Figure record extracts
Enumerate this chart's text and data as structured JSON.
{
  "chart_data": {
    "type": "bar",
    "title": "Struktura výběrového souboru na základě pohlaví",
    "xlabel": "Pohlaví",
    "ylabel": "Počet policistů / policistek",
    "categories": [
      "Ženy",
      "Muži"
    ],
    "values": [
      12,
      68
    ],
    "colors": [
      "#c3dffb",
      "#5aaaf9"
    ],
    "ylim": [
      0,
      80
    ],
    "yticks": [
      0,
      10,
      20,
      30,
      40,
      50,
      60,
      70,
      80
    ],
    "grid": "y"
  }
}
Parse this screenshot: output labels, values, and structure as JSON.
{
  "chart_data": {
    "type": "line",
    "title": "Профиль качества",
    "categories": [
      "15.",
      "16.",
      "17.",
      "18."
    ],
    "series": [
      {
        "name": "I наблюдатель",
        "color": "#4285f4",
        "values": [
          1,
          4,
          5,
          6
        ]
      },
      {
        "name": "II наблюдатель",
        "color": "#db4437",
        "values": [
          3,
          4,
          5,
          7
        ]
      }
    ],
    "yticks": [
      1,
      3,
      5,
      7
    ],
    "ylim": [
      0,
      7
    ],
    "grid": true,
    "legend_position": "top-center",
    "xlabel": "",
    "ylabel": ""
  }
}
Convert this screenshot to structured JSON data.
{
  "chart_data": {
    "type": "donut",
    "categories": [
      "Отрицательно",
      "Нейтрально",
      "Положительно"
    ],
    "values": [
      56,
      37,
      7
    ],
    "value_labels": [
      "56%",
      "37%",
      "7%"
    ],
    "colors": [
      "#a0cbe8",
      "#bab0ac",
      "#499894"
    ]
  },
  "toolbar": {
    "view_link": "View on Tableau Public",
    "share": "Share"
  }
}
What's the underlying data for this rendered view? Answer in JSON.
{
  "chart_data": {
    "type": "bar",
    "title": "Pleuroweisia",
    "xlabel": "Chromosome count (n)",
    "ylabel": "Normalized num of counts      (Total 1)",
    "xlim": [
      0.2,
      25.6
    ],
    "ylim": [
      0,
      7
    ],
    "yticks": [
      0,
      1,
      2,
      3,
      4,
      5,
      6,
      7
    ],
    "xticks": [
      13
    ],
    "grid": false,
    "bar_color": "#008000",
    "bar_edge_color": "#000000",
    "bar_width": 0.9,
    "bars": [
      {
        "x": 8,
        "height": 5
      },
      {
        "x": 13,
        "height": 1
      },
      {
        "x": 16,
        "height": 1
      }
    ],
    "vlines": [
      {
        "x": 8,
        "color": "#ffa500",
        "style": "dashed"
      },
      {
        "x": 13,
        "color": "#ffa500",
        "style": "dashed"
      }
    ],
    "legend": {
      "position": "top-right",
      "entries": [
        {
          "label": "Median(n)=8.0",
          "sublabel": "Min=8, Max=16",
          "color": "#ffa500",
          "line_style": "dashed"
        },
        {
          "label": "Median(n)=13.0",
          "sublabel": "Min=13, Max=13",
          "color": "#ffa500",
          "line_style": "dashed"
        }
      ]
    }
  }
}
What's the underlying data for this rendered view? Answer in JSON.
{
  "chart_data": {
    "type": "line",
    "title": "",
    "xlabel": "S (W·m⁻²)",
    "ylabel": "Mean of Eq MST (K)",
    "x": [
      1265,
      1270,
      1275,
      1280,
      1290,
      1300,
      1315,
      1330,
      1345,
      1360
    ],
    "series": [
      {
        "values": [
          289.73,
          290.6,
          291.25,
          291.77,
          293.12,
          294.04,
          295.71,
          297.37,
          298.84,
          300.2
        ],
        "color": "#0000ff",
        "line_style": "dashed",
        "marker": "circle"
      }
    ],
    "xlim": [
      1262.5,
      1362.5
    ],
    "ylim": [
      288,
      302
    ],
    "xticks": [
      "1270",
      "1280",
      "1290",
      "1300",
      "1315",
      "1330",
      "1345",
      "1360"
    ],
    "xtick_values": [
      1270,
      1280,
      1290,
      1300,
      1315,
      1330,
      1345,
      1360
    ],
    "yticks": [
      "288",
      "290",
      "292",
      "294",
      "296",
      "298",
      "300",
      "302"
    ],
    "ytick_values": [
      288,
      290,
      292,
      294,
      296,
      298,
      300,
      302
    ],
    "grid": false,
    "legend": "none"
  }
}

■ **REQUIREMENT**
Write out all of the records once more, exactly.

■ **OUTPUT OF THE TASK**
Enumerate this chart's text and data as structured JSON.
{
  "chart_data": {
    "type": "bar",
    "title": "Struktura výběrového souboru na základě pohlaví",
    "xlabel": "Pohlaví",
    "ylabel": "Počet policistů / policistek",
    "categories": [
      "Ženy",
      "Muži"
    ],
    "values": [
      12,
      68
    ],
    "colors": [
      "#c3dffb",
      "#5aaaf9"
    ],
    "ylim": [
      0,
      80
    ],
    "yticks": [
      0,
      10,
      20,
      30,
      40,
      50,
      60,
      70,
      80
    ],
    "grid": "y"
  }
}
Parse this screenshot: output labels, values, and structure as JSON.
{
  "chart_data": {
    "type": "line",
    "title": "Профиль качества",
    "categories": [
      "15.",
      "16.",
      "17.",
      "18."
    ],
    "series": [
      {
        "name": "I наблюдатель",
        "color": "#4285f4",
        "values": [
          1,
          4,
          5,
          6
        ]
      },
      {
        "name": "II наблюдатель",
        "color": "#db4437",
        "values": [
          3,
          4,
          5,
          7
        ]
      }
    ],
    "yticks": [
      1,
      3,
      5,
      7
    ],
    "ylim": [
      0,
      7
    ],
    "grid": true,
    "legend_position": "top-center",
    "xlabel": "",
    "ylabel": ""
  }
}
Convert this screenshot to structured JSON data.
{
  "chart_data": {
    "type": "donut",
    "categories": [
      "Отрицательно",
      "Нейтрально",
      "Положительно"
    ],
    "values": [
      56,
      37,
      7
    ],
    "value_labels": [
      "56%",
      "37%",
      "7%"
    ],
    "colors": [
      "#a0cbe8",
      "#bab0ac",
      "#499894"
    ]
  },
  "toolbar": {
    "view_link": "View on Tableau Public",
    "share": "Share"
  }
}
What's the underlying data for this rendered view? Answer in JSON.
{
  "chart_data": {
    "type": "bar",
    "title": "Pleuroweisia",
    "xlabel": "Chromosome count (n)",
    "ylabel": "Normalized num of counts      (Total 1)",
    "xlim": [
      0.2,
      25.6
    ],
    "ylim": [
      0,
      7
    ],
    "yticks": [
      0,
      1,
      2,
      3,
      4,
      5,
      6,
      7
    ],
    "xticks": [
      13
    ],
    "grid": false,
    "bar_color": "#008000",
    "bar_edge_color": "#000000",
    "bar_width": 0.9,
    "bars": [
      {
        "x": 8,
        "height": 5
      },
      {
        "x": 13,
        "height": 1
      },
      {
        "x": 16,
        "height": 1
      }
    ],
    "vlines": [
      {
        "x": 8,
        "color": "#ffa500",
        "style": "dashed"
      },
      {
        "x": 13,
        "color": "#ffa500",
        "style": "dashed"
      }
    ],
    "legend": {
      "position": "top-right",
      "entries": [
        {
          "label": "Median(n)=8.0",
          "sublabel": "Min=8, Max=16",
          "color": "#ffa500",
          "line_style": "dashed"
        },
        {
          "label": "Median(n)=13.0",
          "sublabel": "Min=13, Max=13",
          "color": "#ffa500",
          "line_style": "dashed"
        }
      ]
    }
  }
}
What's the underlying data for this rendered view? Answer in JSON.
{
  "chart_data": {
    "type": "line",
    "title": "",
    "xlabel": "S (W·m⁻²)",
    "ylabel": "Mean of Eq MST (K)",
    "x": [
      1265,
      1270,
      1275,
      1280,
      1290,
      1300,
      1315,
      1330,
      1345,
      1360
    ],
    "series": [
      {
        "values": [
          289.73,
          290.6,
          291.25,
          291.77,
          293.12,
          294.04,
          295.71,
          297.37,
          298.84,
          300.2
        ],
        "color": "#0000ff",
        "line_style": "dashed",
        "marker": "circle"
      }
    ],
    "xlim": [
      1262.5,
      1362.5
    ],
    "ylim": [
      288,
      302
    ],
    "xticks": [
      "1270",
      "1280",
      "1290",
      "1300",
      "1315",
      "1330",
      "1345",
      "1360"
    ],
    "xtick_values": [
      1270,
      1280,
      1290,
      1300,
      1315,
      1330,
      1345,
      1360
    ],
    "yticks": [
      "288",
      "290",
      "292",
      "294",
      "296",
      "298",
      "300",
      "302"
    ],
    "ytick_values": [
      288,
      290,
      292,
      294,
      296,
      298,
      300,
      302
    ],
    "grid": false,
    "legend": "none"
  }
}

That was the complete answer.